**Given instruction**
Restate the data exactly as given and keep the pictures out.

**The input**
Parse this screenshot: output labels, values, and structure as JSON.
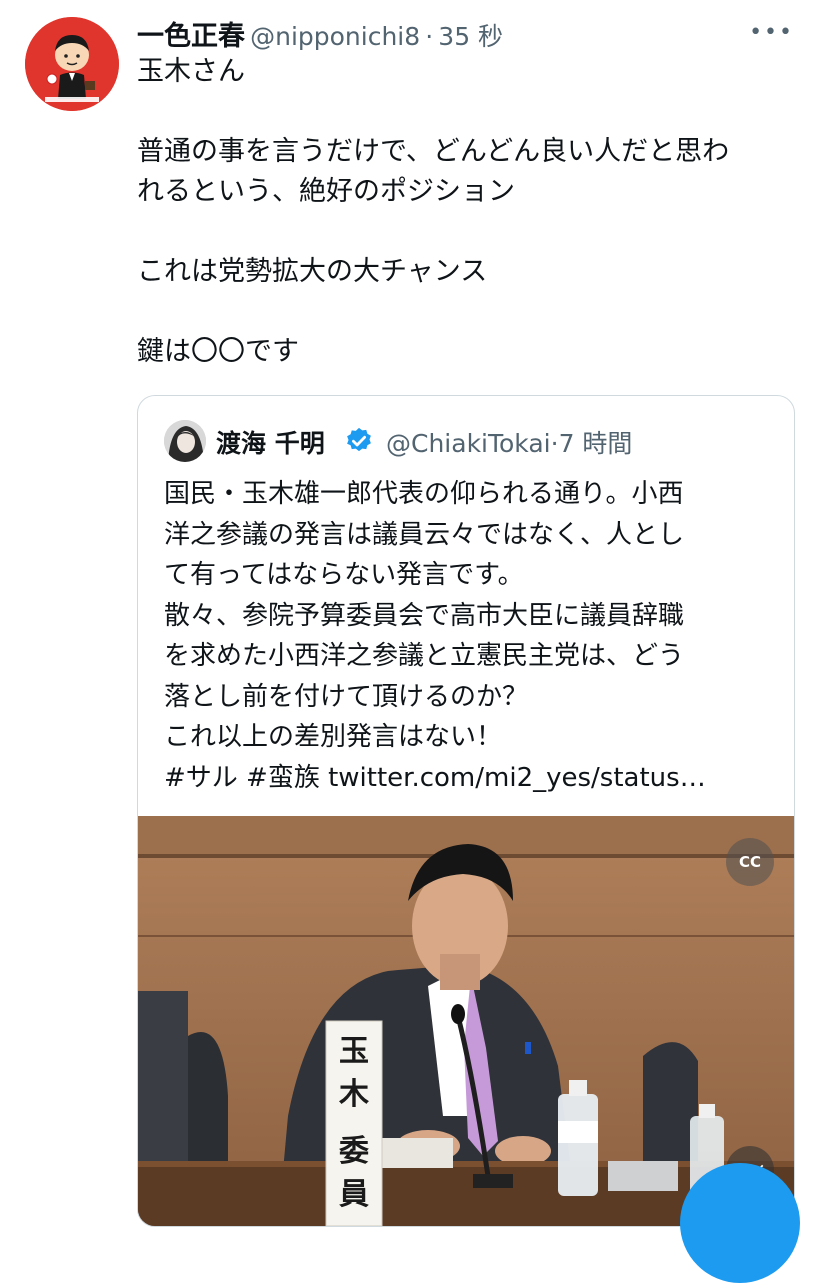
{
  "tweet": {
    "author_name": "一色正春",
    "author_handle": "@nipponichi8",
    "separator": "·",
    "time": "35 秒",
    "more_label": "•••",
    "text_lines": [
      "玉木さん",
      "",
      "普通の事を言うだけで、どんどん良い人だと思わ",
      "れるという、絶好のポジション",
      "",
      "これは党勢拡大の大チャンス",
      "",
      "鍵は〇〇です"
    ]
  },
  "quoted": {
    "author_name": "渡海 千明",
    "author_handle": "@ChiakiTokai",
    "separator": "·",
    "time": "7 時間",
    "text_lines": [
      "国民・玉木雄一郎代表の仰られる通り。小西",
      "洋之参議の発言は議員云々ではなく、人とし",
      "て有ってはならない発言です。",
      "散々、参院予算委員会で高市大臣に議員辞職",
      "を求めた小西洋之参議と立憲民主党は、どう",
      "落とし前を付けて頂けるのか？",
      "これ以上の差別発言はない！",
      "#サル #蛮族 twitter.com/mi2_yes/status…"
    ],
    "media": {
      "nameplate_text": "玉木\n委員",
      "cc_label": "CC",
      "mute_label": "◁×"
    }
  },
  "colors": {
    "avatar_bg": "#e0352c",
    "verified": "#1d9bf0",
    "accent": "#1d9bf0",
    "secondary_text": "#536471",
    "border": "#cfd9de"
  }
}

**Result**
Parse this screenshot: output labels, values, and structure as JSON.
{
  "tweet": {
    "author_name": "一色正春",
    "author_handle": "@nipponichi8",
    "separator": "·",
    "time": "35 秒",
    "more_label": "•••",
    "text_lines": [
      "玉木さん",
      "",
      "普通の事を言うだけで、どんどん良い人だと思わ",
      "れるという、絶好のポジション",
      "",
      "これは党勢拡大の大チャンス",
      "",
      "鍵は〇〇です"
    ]
  },
  "quoted": {
    "author_name": "渡海 千明",
    "author_handle": "@ChiakiTokai",
    "separator": "·",
    "time": "7 時間",
    "text_lines": [
      "国民・玉木雄一郎代表の仰られる通り。小西",
      "洋之参議の発言は議員云々ではなく、人とし",
      "て有ってはならない発言です。",
      "散々、参院予算委員会で高市大臣に議員辞職",
      "を求めた小西洋之参議と立憲民主党は、どう",
      "落とし前を付けて頂けるのか？",
      "これ以上の差別発言はない！",
      "#サル #蛮族 twitter.com/mi2_yes/status…"
    ],
    "media": {
      "nameplate_text": "玉木\n委員",
      "cc_label": "CC",
      "mute_label": "◁×"
    }
  },
  "colors": {
    "avatar_bg": "#e0352c",
    "verified": "#1d9bf0",
    "accent": "#1d9bf0",
    "secondary_text": "#536471",
    "border": "#cfd9de"
  }
}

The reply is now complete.